-------- Source data
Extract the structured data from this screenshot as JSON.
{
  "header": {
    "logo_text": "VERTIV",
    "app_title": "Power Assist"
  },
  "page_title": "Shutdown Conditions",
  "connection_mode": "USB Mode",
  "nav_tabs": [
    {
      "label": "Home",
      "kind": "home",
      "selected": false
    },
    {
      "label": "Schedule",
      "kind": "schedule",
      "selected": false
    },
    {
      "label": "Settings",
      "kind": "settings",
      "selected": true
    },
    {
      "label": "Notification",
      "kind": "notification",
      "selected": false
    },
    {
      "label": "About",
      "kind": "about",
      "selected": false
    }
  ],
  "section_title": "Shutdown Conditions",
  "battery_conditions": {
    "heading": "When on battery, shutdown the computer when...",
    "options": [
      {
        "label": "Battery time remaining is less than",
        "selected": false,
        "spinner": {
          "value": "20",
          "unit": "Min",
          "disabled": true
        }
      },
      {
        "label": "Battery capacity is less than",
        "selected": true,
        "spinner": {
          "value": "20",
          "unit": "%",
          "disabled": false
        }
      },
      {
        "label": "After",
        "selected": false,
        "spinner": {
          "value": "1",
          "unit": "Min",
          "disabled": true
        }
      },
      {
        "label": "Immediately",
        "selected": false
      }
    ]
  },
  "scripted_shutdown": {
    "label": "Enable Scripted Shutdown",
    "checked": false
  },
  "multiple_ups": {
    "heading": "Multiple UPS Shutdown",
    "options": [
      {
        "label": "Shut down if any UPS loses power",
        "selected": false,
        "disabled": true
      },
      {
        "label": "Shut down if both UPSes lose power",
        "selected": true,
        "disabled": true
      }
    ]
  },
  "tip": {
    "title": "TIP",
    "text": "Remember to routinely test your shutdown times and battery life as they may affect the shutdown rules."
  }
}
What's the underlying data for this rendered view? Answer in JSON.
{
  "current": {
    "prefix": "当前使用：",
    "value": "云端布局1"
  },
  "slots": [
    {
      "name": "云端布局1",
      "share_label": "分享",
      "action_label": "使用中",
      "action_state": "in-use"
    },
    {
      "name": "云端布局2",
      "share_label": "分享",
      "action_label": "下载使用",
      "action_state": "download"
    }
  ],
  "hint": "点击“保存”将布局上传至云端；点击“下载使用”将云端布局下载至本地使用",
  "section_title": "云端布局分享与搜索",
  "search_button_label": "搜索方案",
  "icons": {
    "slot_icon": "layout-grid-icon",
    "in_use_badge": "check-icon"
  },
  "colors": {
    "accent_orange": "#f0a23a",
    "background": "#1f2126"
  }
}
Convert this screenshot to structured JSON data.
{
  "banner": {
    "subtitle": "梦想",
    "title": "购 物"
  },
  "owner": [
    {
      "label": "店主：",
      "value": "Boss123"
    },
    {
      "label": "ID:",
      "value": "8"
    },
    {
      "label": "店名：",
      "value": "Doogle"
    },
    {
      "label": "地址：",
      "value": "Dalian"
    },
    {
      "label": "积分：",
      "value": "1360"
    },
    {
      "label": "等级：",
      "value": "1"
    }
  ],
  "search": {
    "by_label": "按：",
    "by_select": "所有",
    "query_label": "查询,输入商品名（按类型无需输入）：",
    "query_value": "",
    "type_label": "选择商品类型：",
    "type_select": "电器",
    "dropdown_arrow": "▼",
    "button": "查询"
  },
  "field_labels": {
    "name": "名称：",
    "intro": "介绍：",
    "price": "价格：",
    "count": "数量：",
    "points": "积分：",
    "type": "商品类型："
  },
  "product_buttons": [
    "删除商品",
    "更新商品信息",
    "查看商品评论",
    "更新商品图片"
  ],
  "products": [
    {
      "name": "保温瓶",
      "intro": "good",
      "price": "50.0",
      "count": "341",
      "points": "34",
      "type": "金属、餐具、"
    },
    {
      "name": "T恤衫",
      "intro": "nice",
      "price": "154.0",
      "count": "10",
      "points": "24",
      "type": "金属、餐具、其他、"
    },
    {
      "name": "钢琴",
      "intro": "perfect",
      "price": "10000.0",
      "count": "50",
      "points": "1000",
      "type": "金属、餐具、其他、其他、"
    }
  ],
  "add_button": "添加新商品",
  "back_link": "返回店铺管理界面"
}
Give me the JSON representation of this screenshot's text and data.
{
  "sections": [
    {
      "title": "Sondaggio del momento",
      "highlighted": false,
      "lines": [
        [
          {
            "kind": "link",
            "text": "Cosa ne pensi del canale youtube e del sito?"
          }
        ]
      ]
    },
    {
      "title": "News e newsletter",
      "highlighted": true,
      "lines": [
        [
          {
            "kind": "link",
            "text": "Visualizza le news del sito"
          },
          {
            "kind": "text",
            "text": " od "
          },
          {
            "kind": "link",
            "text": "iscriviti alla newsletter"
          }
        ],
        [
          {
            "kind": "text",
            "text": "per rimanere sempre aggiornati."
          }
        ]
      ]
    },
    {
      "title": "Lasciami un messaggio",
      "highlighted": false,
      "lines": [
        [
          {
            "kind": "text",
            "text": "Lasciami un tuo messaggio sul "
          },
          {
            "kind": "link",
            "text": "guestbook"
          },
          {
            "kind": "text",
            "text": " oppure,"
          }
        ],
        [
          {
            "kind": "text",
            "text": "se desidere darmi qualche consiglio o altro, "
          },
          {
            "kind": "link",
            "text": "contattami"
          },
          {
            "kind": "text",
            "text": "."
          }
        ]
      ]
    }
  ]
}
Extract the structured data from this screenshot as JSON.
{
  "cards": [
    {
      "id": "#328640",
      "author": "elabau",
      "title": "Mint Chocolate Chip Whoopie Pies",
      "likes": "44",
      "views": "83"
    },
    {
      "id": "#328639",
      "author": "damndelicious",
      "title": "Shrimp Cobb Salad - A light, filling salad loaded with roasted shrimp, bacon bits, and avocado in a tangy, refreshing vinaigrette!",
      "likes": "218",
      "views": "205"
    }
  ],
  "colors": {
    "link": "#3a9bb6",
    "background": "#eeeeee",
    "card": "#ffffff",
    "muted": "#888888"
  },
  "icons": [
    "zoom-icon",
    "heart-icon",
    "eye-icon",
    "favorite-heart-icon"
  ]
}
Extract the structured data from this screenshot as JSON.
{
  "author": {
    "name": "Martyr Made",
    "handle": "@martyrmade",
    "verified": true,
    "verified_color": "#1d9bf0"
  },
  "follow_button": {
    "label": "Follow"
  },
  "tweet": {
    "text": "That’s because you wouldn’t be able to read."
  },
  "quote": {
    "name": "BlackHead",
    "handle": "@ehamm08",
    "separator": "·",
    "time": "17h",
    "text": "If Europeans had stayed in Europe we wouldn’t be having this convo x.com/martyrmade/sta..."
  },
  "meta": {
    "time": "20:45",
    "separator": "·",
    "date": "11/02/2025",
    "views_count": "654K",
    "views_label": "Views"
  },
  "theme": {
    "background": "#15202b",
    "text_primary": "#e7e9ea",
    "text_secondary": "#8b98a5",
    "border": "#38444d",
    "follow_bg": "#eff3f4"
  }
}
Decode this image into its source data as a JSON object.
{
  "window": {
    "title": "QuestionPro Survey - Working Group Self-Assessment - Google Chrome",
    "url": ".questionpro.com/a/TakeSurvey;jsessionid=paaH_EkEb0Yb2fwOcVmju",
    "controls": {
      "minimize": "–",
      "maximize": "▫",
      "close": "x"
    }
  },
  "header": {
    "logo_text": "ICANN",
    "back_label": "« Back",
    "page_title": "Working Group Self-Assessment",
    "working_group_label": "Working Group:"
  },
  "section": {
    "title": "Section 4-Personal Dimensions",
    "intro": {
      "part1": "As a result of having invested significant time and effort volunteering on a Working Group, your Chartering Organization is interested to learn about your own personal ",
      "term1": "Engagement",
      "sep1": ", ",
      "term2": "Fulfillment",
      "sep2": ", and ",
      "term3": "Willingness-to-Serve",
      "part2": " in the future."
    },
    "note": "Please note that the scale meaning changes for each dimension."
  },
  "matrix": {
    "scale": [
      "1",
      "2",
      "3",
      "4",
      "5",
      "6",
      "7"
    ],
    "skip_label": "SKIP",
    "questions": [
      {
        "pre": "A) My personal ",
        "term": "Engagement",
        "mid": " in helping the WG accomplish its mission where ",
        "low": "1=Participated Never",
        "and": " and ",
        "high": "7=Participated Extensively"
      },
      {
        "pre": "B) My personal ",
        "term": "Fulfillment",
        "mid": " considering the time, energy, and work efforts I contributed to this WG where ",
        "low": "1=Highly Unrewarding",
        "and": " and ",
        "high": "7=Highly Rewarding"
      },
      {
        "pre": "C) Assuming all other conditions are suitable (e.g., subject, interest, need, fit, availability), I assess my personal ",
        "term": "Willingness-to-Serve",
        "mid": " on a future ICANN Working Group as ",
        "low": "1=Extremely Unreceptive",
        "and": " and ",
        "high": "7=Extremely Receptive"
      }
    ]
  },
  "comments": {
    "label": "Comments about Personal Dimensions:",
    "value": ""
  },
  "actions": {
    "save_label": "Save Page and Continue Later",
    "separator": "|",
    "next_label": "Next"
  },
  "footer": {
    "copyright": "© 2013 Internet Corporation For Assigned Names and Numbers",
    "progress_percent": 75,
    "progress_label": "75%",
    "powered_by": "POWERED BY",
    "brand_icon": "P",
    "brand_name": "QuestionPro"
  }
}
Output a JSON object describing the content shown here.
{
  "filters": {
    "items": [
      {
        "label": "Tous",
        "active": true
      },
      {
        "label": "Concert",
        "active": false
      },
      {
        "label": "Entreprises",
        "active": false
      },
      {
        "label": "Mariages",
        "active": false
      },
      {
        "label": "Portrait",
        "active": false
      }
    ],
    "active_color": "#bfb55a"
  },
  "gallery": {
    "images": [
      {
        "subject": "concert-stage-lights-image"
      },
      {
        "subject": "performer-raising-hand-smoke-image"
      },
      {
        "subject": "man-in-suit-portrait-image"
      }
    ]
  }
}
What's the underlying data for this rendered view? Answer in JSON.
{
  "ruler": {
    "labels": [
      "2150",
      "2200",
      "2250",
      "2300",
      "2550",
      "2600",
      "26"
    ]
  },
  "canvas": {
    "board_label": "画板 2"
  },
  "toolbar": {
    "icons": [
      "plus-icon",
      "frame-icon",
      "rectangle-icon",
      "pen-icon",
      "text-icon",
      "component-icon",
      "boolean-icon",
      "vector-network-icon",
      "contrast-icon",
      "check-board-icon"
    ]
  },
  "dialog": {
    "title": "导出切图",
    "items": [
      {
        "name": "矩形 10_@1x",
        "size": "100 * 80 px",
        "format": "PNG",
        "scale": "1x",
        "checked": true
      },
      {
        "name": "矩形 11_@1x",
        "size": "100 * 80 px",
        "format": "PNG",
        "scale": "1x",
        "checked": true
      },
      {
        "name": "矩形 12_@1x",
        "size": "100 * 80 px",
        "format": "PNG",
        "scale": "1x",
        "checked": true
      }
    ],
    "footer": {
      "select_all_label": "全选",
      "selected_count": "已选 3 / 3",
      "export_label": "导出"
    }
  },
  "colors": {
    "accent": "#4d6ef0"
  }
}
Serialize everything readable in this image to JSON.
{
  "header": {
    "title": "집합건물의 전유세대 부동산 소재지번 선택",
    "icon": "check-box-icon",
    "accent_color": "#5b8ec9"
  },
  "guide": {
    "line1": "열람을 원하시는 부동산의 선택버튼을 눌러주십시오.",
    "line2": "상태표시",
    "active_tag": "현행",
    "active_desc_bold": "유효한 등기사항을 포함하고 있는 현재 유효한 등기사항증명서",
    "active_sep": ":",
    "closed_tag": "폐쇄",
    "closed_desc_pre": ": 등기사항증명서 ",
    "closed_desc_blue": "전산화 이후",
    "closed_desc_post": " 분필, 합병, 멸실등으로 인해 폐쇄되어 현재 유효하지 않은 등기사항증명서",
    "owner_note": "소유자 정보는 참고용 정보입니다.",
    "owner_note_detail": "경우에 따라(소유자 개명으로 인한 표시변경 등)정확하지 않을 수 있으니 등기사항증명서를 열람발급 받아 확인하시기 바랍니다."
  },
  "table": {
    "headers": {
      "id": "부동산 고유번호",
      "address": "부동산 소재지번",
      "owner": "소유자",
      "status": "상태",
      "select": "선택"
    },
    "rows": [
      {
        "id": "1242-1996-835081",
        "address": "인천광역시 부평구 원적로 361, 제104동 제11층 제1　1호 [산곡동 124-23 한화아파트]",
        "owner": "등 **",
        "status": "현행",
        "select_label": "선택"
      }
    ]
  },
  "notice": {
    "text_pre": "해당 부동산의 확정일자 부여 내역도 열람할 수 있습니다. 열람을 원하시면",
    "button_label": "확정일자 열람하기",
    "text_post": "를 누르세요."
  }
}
----------------
• **Task details**
Search the listing for the word "Willingness" and return each line that holds it.

• **Exercise solution**
      "term3": "Willingness-to-Serve",
        "term": "Willingness-to-Serve",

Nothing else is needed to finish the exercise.